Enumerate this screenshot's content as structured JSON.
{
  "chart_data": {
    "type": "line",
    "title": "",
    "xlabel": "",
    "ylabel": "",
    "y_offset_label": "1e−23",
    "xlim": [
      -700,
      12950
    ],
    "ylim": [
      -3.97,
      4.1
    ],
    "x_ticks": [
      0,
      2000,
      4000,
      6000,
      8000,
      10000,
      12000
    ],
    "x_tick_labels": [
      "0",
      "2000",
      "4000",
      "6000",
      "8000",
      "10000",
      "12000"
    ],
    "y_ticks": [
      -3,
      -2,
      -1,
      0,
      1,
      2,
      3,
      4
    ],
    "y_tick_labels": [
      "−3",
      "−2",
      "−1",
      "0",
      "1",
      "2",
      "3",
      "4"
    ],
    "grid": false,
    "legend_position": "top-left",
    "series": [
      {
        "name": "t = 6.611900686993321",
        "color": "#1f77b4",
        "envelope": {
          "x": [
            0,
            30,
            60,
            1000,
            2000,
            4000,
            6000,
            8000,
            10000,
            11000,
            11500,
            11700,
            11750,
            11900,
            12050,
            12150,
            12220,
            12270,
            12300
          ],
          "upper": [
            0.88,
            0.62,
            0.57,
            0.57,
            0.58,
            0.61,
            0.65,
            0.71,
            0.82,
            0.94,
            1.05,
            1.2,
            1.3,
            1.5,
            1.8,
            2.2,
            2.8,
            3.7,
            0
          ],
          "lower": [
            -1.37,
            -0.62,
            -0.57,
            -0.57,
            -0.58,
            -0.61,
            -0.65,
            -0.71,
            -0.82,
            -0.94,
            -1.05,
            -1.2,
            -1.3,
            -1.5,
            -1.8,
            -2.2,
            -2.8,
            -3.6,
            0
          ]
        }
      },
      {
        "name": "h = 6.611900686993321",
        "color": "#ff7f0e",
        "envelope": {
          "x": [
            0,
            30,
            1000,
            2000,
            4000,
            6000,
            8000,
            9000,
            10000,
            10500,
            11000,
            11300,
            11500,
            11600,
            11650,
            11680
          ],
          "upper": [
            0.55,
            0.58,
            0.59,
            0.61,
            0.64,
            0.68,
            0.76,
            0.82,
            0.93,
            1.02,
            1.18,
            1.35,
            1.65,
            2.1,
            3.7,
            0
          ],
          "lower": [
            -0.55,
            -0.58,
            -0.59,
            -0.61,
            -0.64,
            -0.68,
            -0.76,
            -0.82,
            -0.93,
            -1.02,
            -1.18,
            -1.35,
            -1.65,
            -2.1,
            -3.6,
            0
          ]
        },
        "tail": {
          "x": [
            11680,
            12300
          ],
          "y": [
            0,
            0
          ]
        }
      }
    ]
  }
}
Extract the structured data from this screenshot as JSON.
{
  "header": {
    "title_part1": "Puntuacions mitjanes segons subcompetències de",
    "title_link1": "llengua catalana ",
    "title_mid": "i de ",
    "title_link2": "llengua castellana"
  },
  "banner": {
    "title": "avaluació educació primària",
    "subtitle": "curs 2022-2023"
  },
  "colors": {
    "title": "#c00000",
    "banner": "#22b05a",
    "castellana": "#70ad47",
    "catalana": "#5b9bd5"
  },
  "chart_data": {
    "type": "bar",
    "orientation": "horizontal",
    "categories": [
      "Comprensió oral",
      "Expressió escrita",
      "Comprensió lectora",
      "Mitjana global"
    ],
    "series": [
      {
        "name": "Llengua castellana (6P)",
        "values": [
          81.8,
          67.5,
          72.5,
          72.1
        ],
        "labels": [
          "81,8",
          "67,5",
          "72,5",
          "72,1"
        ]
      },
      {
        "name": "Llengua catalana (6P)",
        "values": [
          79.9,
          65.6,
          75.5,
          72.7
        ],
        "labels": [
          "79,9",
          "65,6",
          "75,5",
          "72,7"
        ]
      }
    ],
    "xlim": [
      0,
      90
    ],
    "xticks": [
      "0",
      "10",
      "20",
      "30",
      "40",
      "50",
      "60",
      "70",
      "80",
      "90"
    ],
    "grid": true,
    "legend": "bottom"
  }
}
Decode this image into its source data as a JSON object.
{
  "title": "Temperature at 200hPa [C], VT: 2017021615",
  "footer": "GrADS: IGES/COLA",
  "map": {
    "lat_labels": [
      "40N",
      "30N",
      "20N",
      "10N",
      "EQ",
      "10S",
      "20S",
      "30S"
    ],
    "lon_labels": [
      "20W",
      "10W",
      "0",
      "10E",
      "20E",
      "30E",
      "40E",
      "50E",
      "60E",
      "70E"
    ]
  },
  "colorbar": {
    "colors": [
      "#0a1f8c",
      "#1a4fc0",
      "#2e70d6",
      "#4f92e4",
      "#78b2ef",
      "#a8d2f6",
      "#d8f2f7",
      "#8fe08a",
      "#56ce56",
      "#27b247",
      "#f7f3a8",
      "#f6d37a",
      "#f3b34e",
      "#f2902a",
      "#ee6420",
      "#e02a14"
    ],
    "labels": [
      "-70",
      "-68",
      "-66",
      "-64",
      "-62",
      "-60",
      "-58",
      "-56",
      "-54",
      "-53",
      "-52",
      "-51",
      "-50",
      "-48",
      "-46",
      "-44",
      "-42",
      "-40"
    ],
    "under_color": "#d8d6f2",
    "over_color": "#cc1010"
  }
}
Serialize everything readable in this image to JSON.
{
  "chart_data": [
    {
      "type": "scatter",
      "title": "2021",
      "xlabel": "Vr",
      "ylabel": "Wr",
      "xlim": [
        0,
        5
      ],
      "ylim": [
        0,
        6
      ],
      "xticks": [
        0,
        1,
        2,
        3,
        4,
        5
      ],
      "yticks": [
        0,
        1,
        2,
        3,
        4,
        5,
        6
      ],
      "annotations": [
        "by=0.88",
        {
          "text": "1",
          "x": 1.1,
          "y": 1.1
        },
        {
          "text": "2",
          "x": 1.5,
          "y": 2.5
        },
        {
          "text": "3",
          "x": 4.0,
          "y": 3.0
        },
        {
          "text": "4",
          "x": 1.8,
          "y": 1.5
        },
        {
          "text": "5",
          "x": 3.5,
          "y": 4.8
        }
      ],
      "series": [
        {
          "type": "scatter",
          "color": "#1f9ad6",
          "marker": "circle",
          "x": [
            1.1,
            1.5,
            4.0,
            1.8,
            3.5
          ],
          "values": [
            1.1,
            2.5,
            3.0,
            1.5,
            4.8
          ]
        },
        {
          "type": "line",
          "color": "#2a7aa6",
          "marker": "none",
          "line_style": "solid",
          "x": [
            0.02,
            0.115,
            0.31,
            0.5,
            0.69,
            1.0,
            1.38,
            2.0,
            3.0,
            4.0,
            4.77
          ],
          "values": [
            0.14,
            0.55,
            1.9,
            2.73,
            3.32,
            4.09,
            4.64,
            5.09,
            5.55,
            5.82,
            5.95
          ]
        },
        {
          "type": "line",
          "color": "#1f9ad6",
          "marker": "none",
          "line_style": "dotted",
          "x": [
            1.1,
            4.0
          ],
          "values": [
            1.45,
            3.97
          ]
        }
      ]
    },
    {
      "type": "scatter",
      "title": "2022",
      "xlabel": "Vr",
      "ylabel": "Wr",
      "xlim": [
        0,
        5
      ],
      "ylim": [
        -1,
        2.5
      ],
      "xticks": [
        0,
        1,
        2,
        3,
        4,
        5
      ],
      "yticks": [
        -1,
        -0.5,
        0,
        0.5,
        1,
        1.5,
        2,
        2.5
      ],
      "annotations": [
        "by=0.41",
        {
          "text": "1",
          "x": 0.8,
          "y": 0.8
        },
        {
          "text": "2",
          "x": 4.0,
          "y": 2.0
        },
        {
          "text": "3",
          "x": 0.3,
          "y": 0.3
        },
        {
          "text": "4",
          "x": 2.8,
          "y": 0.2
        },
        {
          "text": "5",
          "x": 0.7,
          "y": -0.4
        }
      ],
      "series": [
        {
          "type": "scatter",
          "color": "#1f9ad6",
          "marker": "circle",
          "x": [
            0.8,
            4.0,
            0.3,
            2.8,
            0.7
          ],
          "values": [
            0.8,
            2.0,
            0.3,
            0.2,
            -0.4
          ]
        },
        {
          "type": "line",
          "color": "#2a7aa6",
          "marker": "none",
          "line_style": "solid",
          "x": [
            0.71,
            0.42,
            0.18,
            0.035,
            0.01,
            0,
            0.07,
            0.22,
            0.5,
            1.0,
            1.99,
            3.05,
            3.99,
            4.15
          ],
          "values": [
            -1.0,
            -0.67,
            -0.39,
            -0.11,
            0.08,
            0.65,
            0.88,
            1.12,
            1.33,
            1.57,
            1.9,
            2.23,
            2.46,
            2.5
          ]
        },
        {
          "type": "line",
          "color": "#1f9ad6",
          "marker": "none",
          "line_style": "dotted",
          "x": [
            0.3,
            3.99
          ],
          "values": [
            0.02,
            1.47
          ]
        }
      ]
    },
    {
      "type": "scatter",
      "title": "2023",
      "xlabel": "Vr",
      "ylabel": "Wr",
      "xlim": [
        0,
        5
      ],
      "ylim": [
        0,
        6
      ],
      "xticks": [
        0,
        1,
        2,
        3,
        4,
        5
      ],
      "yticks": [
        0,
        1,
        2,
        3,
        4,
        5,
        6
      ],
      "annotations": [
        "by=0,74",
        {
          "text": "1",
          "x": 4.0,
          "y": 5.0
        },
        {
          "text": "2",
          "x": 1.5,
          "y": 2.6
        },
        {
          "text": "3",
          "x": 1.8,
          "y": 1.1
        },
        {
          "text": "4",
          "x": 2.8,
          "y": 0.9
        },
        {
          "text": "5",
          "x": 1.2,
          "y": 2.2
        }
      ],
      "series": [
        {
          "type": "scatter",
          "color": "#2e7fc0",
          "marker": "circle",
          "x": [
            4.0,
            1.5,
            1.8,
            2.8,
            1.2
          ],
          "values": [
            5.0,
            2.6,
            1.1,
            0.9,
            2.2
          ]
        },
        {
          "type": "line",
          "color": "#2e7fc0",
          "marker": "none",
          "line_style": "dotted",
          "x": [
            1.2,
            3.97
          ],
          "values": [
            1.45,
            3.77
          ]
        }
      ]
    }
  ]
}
_ _ _ _ _ _ _
> _What needs to be done_
Identify and copy all lines with the word "Comprensió".

> _Reply_
      "Comprensió oral",
      "Comprensió lectora",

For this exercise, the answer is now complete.